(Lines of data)
———

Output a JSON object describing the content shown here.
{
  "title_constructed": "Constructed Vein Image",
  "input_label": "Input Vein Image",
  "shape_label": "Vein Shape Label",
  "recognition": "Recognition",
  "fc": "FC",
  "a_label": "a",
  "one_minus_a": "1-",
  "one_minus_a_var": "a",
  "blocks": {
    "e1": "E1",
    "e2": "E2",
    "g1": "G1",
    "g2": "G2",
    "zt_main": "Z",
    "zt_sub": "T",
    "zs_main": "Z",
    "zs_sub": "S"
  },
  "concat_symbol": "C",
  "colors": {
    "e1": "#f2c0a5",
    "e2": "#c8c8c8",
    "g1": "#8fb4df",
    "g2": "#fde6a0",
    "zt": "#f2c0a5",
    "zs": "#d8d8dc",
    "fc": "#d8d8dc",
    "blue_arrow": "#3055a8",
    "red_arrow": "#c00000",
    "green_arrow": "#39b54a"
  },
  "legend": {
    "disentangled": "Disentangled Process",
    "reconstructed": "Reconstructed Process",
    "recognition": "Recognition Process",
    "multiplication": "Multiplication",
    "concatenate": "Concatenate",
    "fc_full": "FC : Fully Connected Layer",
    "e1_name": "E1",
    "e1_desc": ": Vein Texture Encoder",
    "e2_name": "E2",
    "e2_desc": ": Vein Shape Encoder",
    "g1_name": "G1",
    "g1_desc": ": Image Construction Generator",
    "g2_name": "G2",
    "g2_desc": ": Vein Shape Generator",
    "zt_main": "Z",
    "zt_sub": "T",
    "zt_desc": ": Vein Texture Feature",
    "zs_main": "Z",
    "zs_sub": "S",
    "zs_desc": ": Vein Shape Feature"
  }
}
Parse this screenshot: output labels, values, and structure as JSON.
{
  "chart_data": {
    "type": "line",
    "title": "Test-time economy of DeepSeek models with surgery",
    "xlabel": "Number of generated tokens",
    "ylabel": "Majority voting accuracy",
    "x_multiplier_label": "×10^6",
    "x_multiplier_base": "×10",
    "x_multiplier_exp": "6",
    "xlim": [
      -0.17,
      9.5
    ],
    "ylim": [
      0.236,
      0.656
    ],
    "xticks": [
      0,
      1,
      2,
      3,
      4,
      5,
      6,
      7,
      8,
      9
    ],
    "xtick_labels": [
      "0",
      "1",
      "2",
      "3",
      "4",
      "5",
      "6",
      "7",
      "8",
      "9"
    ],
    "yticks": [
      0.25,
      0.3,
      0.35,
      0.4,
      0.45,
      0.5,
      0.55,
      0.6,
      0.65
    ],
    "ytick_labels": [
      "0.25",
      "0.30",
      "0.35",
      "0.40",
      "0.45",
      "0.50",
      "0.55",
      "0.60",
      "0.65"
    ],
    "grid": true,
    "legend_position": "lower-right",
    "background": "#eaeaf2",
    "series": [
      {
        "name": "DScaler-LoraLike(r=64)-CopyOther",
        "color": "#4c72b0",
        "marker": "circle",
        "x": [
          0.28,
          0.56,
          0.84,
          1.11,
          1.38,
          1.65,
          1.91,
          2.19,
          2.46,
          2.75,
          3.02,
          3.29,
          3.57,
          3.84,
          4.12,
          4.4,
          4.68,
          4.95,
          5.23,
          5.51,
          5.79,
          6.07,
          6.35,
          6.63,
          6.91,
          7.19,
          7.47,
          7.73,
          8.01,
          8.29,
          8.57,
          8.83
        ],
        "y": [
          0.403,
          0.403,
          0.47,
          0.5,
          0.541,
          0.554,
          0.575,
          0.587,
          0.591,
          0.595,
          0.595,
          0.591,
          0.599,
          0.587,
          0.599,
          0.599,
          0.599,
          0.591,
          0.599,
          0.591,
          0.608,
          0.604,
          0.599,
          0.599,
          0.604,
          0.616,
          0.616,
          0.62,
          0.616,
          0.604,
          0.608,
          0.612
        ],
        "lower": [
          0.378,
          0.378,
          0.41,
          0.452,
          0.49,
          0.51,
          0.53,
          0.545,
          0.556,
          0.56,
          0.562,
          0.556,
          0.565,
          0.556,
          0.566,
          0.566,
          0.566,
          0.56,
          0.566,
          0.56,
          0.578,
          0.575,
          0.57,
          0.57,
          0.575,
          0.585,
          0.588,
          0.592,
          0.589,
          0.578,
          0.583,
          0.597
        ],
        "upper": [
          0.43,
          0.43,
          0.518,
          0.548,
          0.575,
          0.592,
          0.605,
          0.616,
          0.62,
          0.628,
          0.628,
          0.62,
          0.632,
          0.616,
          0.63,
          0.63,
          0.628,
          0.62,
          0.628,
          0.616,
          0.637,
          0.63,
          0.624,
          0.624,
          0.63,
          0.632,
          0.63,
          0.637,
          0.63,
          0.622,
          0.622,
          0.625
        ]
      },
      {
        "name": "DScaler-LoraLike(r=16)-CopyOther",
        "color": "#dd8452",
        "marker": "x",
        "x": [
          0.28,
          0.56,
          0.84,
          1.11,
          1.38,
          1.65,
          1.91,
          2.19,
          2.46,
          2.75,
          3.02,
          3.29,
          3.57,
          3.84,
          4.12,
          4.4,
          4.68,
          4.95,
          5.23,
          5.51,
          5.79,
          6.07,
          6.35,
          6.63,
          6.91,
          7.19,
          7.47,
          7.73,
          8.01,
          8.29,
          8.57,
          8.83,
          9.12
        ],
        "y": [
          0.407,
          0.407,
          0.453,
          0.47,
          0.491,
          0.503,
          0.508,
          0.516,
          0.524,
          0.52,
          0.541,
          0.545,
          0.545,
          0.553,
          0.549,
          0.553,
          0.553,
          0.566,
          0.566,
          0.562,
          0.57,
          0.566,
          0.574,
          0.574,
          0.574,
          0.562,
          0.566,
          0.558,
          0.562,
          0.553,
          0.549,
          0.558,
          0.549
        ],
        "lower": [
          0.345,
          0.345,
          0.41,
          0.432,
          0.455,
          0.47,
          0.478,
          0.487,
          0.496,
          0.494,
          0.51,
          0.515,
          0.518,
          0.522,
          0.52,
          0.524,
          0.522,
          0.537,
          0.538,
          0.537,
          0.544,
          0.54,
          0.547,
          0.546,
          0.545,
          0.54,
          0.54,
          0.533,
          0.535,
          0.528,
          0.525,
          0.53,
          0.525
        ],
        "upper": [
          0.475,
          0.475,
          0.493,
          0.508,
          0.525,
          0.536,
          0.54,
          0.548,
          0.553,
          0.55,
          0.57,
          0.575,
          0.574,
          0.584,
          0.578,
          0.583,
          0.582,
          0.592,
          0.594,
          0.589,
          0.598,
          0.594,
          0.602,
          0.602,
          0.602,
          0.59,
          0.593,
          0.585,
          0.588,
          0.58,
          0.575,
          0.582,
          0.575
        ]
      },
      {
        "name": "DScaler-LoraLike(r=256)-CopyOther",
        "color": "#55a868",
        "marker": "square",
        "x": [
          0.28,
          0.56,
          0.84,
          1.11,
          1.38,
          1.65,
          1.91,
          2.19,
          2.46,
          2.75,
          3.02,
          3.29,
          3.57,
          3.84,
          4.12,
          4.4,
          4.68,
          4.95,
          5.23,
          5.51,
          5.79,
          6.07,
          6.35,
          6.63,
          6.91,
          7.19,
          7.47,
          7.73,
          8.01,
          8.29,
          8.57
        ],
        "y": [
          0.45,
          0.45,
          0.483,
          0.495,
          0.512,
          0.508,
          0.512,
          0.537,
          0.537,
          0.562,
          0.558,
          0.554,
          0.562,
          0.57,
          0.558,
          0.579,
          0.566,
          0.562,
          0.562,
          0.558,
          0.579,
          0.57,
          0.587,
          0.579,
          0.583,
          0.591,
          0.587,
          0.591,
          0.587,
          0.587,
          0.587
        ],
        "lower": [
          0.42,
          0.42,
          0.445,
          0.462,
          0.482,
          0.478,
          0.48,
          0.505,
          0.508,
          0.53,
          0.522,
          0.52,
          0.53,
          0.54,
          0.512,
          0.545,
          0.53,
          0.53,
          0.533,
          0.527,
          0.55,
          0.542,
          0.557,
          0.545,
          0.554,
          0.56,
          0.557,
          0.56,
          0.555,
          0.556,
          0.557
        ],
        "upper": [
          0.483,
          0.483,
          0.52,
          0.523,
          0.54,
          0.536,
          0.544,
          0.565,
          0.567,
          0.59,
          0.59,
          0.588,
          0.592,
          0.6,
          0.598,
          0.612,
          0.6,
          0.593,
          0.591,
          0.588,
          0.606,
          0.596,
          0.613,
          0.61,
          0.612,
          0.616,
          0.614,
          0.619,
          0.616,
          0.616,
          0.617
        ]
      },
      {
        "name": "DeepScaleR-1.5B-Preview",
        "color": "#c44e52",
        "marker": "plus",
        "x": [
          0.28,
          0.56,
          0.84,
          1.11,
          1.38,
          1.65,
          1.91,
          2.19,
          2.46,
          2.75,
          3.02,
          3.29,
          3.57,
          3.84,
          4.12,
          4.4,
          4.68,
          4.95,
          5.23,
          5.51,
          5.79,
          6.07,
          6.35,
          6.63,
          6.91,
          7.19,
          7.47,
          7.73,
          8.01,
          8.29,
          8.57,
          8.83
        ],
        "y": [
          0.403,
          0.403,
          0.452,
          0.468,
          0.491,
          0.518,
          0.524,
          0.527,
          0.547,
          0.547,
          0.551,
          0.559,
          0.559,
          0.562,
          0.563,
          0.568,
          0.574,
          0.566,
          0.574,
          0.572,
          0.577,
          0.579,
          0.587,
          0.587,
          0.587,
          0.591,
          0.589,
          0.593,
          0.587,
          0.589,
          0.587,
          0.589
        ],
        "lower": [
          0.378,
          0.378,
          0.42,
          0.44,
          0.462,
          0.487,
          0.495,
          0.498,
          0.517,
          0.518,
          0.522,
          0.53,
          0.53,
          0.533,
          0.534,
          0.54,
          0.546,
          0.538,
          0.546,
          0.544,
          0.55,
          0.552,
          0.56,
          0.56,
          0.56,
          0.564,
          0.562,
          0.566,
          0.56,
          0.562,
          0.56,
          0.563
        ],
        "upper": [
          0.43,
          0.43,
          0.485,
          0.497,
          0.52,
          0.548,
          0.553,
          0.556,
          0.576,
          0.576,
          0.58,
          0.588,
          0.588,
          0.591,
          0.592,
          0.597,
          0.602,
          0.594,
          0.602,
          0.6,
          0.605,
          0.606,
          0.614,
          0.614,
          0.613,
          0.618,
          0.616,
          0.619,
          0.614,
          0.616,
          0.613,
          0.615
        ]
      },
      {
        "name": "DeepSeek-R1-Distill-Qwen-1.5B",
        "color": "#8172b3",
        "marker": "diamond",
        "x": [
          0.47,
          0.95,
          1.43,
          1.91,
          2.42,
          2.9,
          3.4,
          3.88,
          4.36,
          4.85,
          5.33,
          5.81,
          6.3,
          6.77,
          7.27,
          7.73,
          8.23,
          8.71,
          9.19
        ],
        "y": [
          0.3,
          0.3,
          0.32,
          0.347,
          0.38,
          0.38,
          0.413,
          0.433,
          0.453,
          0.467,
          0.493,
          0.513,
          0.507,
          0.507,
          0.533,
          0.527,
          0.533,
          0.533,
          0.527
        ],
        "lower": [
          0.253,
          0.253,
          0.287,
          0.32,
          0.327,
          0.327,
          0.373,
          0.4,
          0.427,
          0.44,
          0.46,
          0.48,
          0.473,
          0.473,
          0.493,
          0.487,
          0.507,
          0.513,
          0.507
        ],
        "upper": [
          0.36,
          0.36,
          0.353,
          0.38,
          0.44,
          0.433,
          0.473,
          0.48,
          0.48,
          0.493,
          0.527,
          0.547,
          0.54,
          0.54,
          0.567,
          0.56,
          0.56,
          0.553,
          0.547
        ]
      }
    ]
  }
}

———

Your goal:
Scan the material above. Copy each line where "Feature" occurs.

Right answer:
    "zt_desc": ": Vein Texture Feature",
    "zs_desc": ": Vein Shape Feature"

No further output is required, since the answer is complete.